Only lines holding the string "kind" are wanted; copy each one from the material.

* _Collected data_
####################

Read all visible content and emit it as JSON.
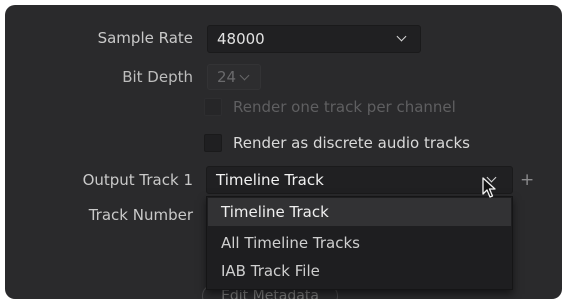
{
  "sample_rate": {
    "label": "Sample Rate",
    "value": "48000"
  },
  "bit_depth": {
    "label": "Bit Depth",
    "value": "24"
  },
  "options": {
    "render_one_track": "Render one track per channel",
    "render_discrete": "Render as discrete audio tracks"
  },
  "output_track": {
    "label": "Output Track 1",
    "value": "Timeline Track",
    "add_icon": "+"
  },
  "track_number": {
    "label": "Track Number"
  },
  "dropdown": {
    "items": [
      "Timeline Track",
      "All Timeline Tracks",
      "IAB Track File"
    ]
  },
  "edit_metadata_label": "Edit Metadata",
  "colors": {
    "panel_bg": "#2a2a2c",
    "field_bg": "#202022",
    "selected_option_bg": "#323234"
  }
}
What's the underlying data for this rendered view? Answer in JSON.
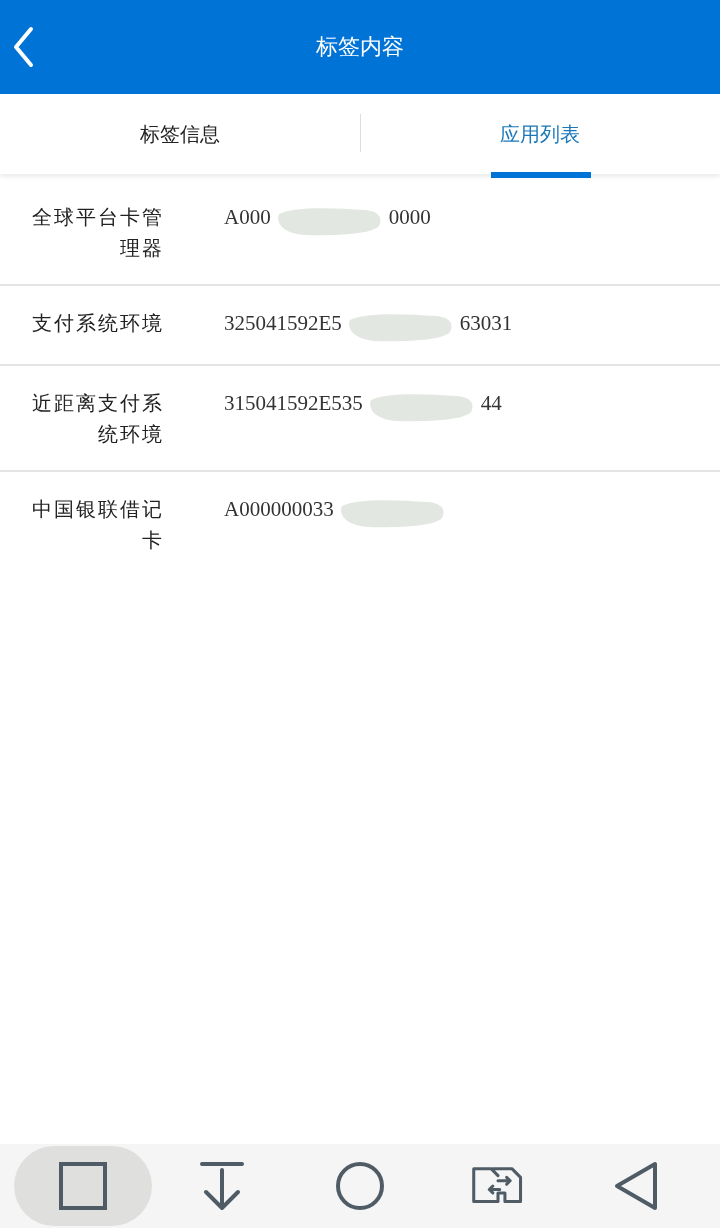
{
  "header": {
    "title": "标签内容"
  },
  "tabs": [
    {
      "label": "标签信息",
      "selected": false
    },
    {
      "label": "应用列表",
      "selected": true
    }
  ],
  "rows": [
    {
      "name": "全球平台卡管理器",
      "value_parts": [
        "A000",
        "0000"
      ]
    },
    {
      "name": "支付系统环境",
      "value_parts": [
        "325041592E5",
        "63031"
      ]
    },
    {
      "name": "近距离支付系统环境",
      "value_parts": [
        "315041592E535",
        "44"
      ]
    },
    {
      "name": "中国银联借记卡",
      "value_parts": [
        "A000000033"
      ]
    }
  ],
  "nav_bar": [
    {
      "kind": "recents",
      "selected": true
    },
    {
      "kind": "download",
      "selected": false
    },
    {
      "kind": "home",
      "selected": false
    },
    {
      "kind": "switch",
      "selected": false
    },
    {
      "kind": "back",
      "selected": false
    }
  ]
}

####################

* _Reply to the exercise_
      "kind": "recents",
      "kind": "download",
      "kind": "home",
      "kind": "switch",
      "kind": "back",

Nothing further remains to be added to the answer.